**WHAT THE TASK ASKS**
Extract the text of every entry below exactly; leave images out.

**DATA UNDER STUDY**
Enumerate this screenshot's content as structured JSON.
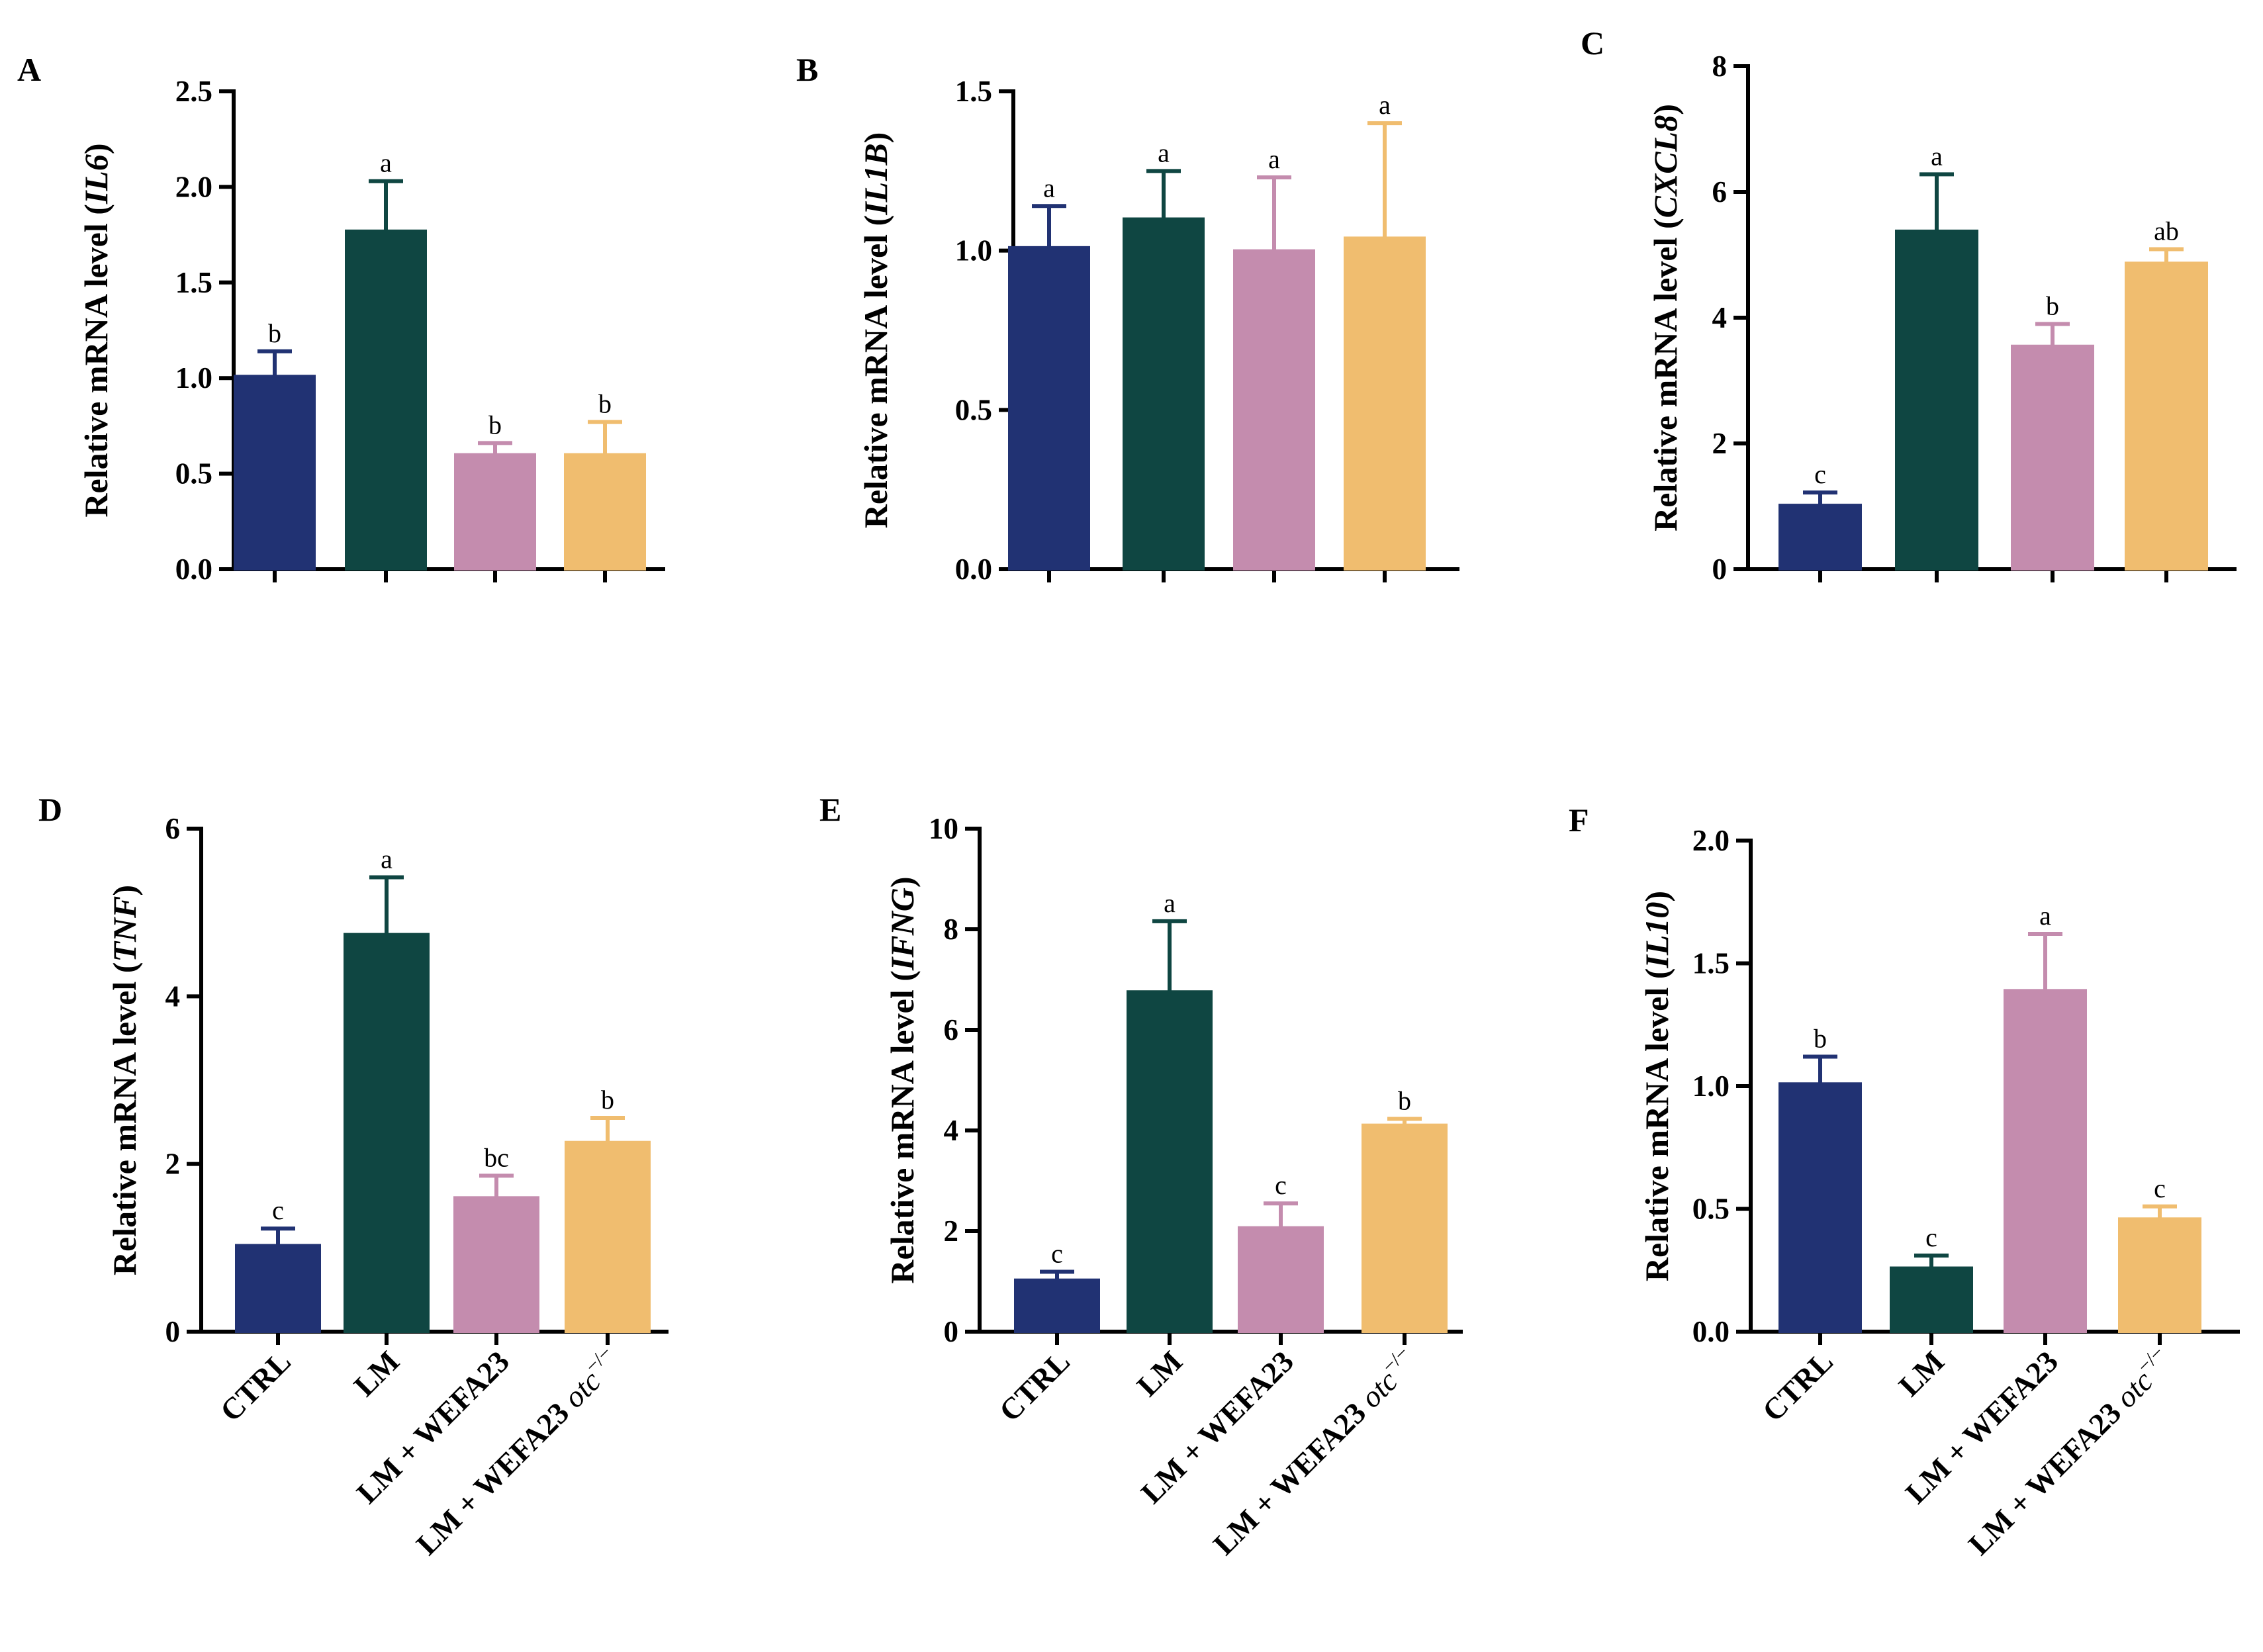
{
  "categories": [
    "CTRL",
    "LM",
    "LM + WEFA23",
    "LM + WEFA23 otc"
  ],
  "category_superscript": "−/−",
  "category_italic_part": "otc",
  "ylabel_prefix": "Relative mRNA level (",
  "ylabel_suffix": ")",
  "colors": [
    "#213273",
    "#0f4642",
    "#c48cae",
    "#f0bd6f"
  ],
  "chart_data": [
    {
      "type": "bar",
      "panel": "A",
      "gene": "IL6",
      "ylim": [
        0,
        2.5
      ],
      "yticks": [
        "0.0",
        "0.5",
        "1.0",
        "1.5",
        "2.0",
        "2.5"
      ],
      "values": [
        1.01,
        1.77,
        0.6,
        0.6
      ],
      "errors": [
        0.13,
        0.26,
        0.06,
        0.17
      ],
      "significance": [
        "b",
        "a",
        "b",
        "b"
      ]
    },
    {
      "type": "bar",
      "panel": "B",
      "gene": "IL1B",
      "ylim": [
        0,
        1.5
      ],
      "yticks": [
        "0.0",
        "0.5",
        "1.0",
        "1.5"
      ],
      "values": [
        1.01,
        1.1,
        1.0,
        1.04
      ],
      "errors": [
        0.13,
        0.15,
        0.23,
        0.36
      ],
      "significance": [
        "a",
        "a",
        "a",
        "a"
      ]
    },
    {
      "type": "bar",
      "panel": "C",
      "gene": "CXCL8",
      "ylim": [
        0,
        8
      ],
      "yticks": [
        "0",
        "2",
        "4",
        "6",
        "8"
      ],
      "values": [
        1.02,
        5.38,
        3.55,
        4.87
      ],
      "errors": [
        0.2,
        0.9,
        0.35,
        0.22
      ],
      "significance": [
        "c",
        "a",
        "b",
        "ab"
      ]
    },
    {
      "type": "bar",
      "panel": "D",
      "gene": "TNF",
      "ylim": [
        0,
        6
      ],
      "yticks": [
        "0",
        "2",
        "4",
        "6"
      ],
      "values": [
        1.03,
        4.74,
        1.6,
        2.26
      ],
      "errors": [
        0.2,
        0.68,
        0.26,
        0.29
      ],
      "significance": [
        "c",
        "a",
        "bc",
        "b"
      ]
    },
    {
      "type": "bar",
      "panel": "E",
      "gene": "IFNG",
      "ylim": [
        0,
        10
      ],
      "yticks": [
        "0",
        "2",
        "4",
        "6",
        "8",
        "10"
      ],
      "values": [
        1.03,
        6.76,
        2.07,
        4.11
      ],
      "errors": [
        0.16,
        1.4,
        0.48,
        0.12
      ],
      "significance": [
        "c",
        "a",
        "c",
        "b"
      ]
    },
    {
      "type": "bar",
      "panel": "F",
      "gene": "IL10",
      "ylim": [
        0,
        2.0
      ],
      "yticks": [
        "0.0",
        "0.5",
        "1.0",
        "1.5",
        "2.0"
      ],
      "values": [
        1.01,
        0.26,
        1.39,
        0.46
      ],
      "errors": [
        0.11,
        0.05,
        0.23,
        0.05
      ],
      "significance": [
        "b",
        "c",
        "a",
        "c"
      ]
    }
  ]
}
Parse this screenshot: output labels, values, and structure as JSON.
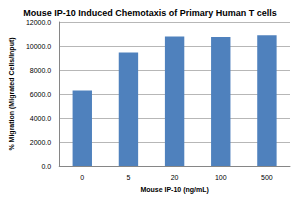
{
  "chart_data": {
    "type": "bar",
    "title": "Mouse IP-10 Induced Chemotaxis of Primary Human T cells",
    "x_label": "Mouse IP-10 (ng/mL)",
    "y_label": "% Migration (Migrated Cells/Input)",
    "categories": [
      "0",
      "5",
      "20",
      "100",
      "500"
    ],
    "values": [
      6300,
      9450,
      10800,
      10750,
      10900
    ],
    "color": "#4f81bd",
    "ylim": [
      0,
      12000
    ],
    "yticks": [
      {
        "value": 0,
        "label": "0.0"
      },
      {
        "value": 2000,
        "label": "2000.0"
      },
      {
        "value": 4000,
        "label": "4000.0"
      },
      {
        "value": 6000,
        "label": "6000.0"
      },
      {
        "value": 8000,
        "label": "8000.0"
      },
      {
        "value": 10000,
        "label": "10000.0"
      },
      {
        "value": 12000,
        "label": "12000.0"
      }
    ],
    "grid": true
  }
}
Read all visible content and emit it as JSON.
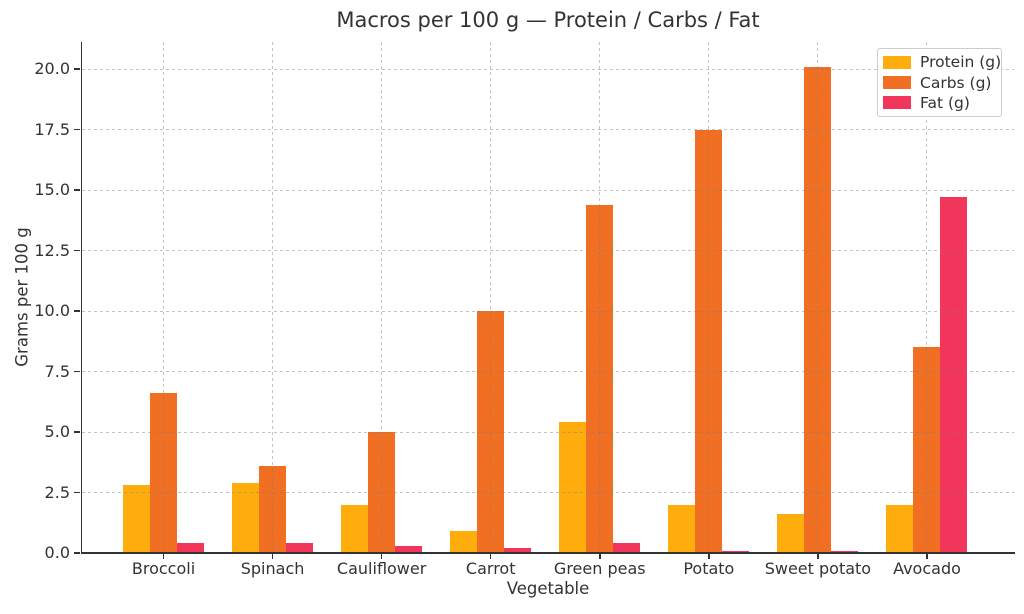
{
  "chart_data": {
    "type": "bar",
    "title": "Macros per 100 g — Protein / Carbs / Fat",
    "xlabel": "Vegetable",
    "ylabel": "Grams per 100 g",
    "categories": [
      "Broccoli",
      "Spinach",
      "Cauliflower",
      "Carrot",
      "Green peas",
      "Potato",
      "Sweet potato",
      "Avocado"
    ],
    "series": [
      {
        "name": "Protein (g)",
        "color": "#FFAD0D",
        "values": [
          2.8,
          2.9,
          2.0,
          0.9,
          5.4,
          2.0,
          1.6,
          2.0
        ]
      },
      {
        "name": "Carbs (g)",
        "color": "#F06F22",
        "values": [
          6.6,
          3.6,
          5.0,
          10.0,
          14.4,
          17.5,
          20.1,
          8.5
        ]
      },
      {
        "name": "Fat (g)",
        "color": "#F2355B",
        "values": [
          0.4,
          0.4,
          0.3,
          0.2,
          0.4,
          0.1,
          0.1,
          14.7
        ]
      }
    ],
    "ylim": [
      0,
      21.1
    ],
    "yticks": [
      0.0,
      2.5,
      5.0,
      7.5,
      10.0,
      12.5,
      15.0,
      17.5,
      20.0
    ],
    "grid": true,
    "grid_style": "dashed",
    "legend_position": "upper right",
    "colors": {
      "axis": "#333333",
      "text": "#333333",
      "grid": "#c2c2c2",
      "legend_border": "#cccccc",
      "background": "#ffffff"
    }
  }
}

**EXERCISE RESULT**
Enumerate this screenshot's content as structured JSON.
{
  "categories": [
    "CTRL",
    "LM",
    "LM + WEFA23",
    "LM + WEFA23 otc"
  ],
  "category_superscript": "−/−",
  "category_italic_part": "otc",
  "ylabel_prefix": "Relative mRNA level (",
  "ylabel_suffix": ")",
  "colors": [
    "#213273",
    "#0f4642",
    "#c48cae",
    "#f0bd6f"
  ],
  "chart_data": [
    {
      "type": "bar",
      "panel": "A",
      "gene": "IL6",
      "ylim": [
        0,
        2.5
      ],
      "yticks": [
        "0.0",
        "0.5",
        "1.0",
        "1.5",
        "2.0",
        "2.5"
      ],
      "values": [
        1.01,
        1.77,
        0.6,
        0.6
      ],
      "errors": [
        0.13,
        0.26,
        0.06,
        0.17
      ],
      "significance": [
        "b",
        "a",
        "b",
        "b"
      ]
    },
    {
      "type": "bar",
      "panel": "B",
      "gene": "IL1B",
      "ylim": [
        0,
        1.5
      ],
      "yticks": [
        "0.0",
        "0.5",
        "1.0",
        "1.5"
      ],
      "values": [
        1.01,
        1.1,
        1.0,
        1.04
      ],
      "errors": [
        0.13,
        0.15,
        0.23,
        0.36
      ],
      "significance": [
        "a",
        "a",
        "a",
        "a"
      ]
    },
    {
      "type": "bar",
      "panel": "C",
      "gene": "CXCL8",
      "ylim": [
        0,
        8
      ],
      "yticks": [
        "0",
        "2",
        "4",
        "6",
        "8"
      ],
      "values": [
        1.02,
        5.38,
        3.55,
        4.87
      ],
      "errors": [
        0.2,
        0.9,
        0.35,
        0.22
      ],
      "significance": [
        "c",
        "a",
        "b",
        "ab"
      ]
    },
    {
      "type": "bar",
      "panel": "D",
      "gene": "TNF",
      "ylim": [
        0,
        6
      ],
      "yticks": [
        "0",
        "2",
        "4",
        "6"
      ],
      "values": [
        1.03,
        4.74,
        1.6,
        2.26
      ],
      "errors": [
        0.2,
        0.68,
        0.26,
        0.29
      ],
      "significance": [
        "c",
        "a",
        "bc",
        "b"
      ]
    },
    {
      "type": "bar",
      "panel": "E",
      "gene": "IFNG",
      "ylim": [
        0,
        10
      ],
      "yticks": [
        "0",
        "2",
        "4",
        "6",
        "8",
        "10"
      ],
      "values": [
        1.03,
        6.76,
        2.07,
        4.11
      ],
      "errors": [
        0.16,
        1.4,
        0.48,
        0.12
      ],
      "significance": [
        "c",
        "a",
        "c",
        "b"
      ]
    },
    {
      "type": "bar",
      "panel": "F",
      "gene": "IL10",
      "ylim": [
        0,
        2.0
      ],
      "yticks": [
        "0.0",
        "0.5",
        "1.0",
        "1.5",
        "2.0"
      ],
      "values": [
        1.01,
        0.26,
        1.39,
        0.46
      ],
      "errors": [
        0.11,
        0.05,
        0.23,
        0.05
      ],
      "significance": [
        "b",
        "c",
        "a",
        "c"
      ]
    }
  ]
}
Parse this screenshot: output labels, values, and structure as JSON.
{
  "chart_data": {
    "type": "bar",
    "title": "Mouse IP-10 Induced Chemotaxis of Primary Human T cells",
    "x_label": "Mouse IP-10 (ng/mL)",
    "y_label": "% Migration (Migrated Cells/Input)",
    "categories": [
      "0",
      "5",
      "20",
      "100",
      "500"
    ],
    "values": [
      6300,
      9450,
      10800,
      10750,
      10900
    ],
    "color": "#4f81bd",
    "ylim": [
      0,
      12000
    ],
    "yticks": [
      {
        "value": 0,
        "label": "0.0"
      },
      {
        "value": 2000,
        "label": "2000.0"
      },
      {
        "value": 4000,
        "label": "4000.0"
      },
      {
        "value": 6000,
        "label": "6000.0"
      },
      {
        "value": 8000,
        "label": "8000.0"
      },
      {
        "value": 10000,
        "label": "10000.0"
      },
      {
        "value": 12000,
        "label": "12000.0"
      }
    ],
    "grid": true
  }
}
Read all visible content and emit it as JSON.
{
  "chart_data": {
    "type": "bar",
    "title": "Macros per 100 g — Protein / Carbs / Fat",
    "xlabel": "Vegetable",
    "ylabel": "Grams per 100 g",
    "categories": [
      "Broccoli",
      "Spinach",
      "Cauliflower",
      "Carrot",
      "Green peas",
      "Potato",
      "Sweet potato",
      "Avocado"
    ],
    "series": [
      {
        "name": "Protein (g)",
        "color": "#FFAD0D",
        "values": [
          2.8,
          2.9,
          2.0,
          0.9,
          5.4,
          2.0,
          1.6,
          2.0
        ]
      },
      {
        "name": "Carbs (g)",
        "color": "#F06F22",
        "values": [
          6.6,
          3.6,
          5.0,
          10.0,
          14.4,
          17.5,
          20.1,
          8.5
        ]
      },
      {
        "name": "Fat (g)",
        "color": "#F2355B",
        "values": [
          0.4,
          0.4,
          0.3,
          0.2,
          0.4,
          0.1,
          0.1,
          14.7
        ]
      }
    ],
    "ylim": [
      0,
      21.1
    ],
    "yticks": [
      0.0,
      2.5,
      5.0,
      7.5,
      10.0,
      12.5,
      15.0,
      17.5,
      20.0
    ],
    "grid": true,
    "grid_style": "dashed",
    "legend_position": "upper right",
    "colors": {
      "axis": "#333333",
      "text": "#333333",
      "grid": "#c2c2c2",
      "legend_border": "#cccccc",
      "background": "#ffffff"
    }
  }
}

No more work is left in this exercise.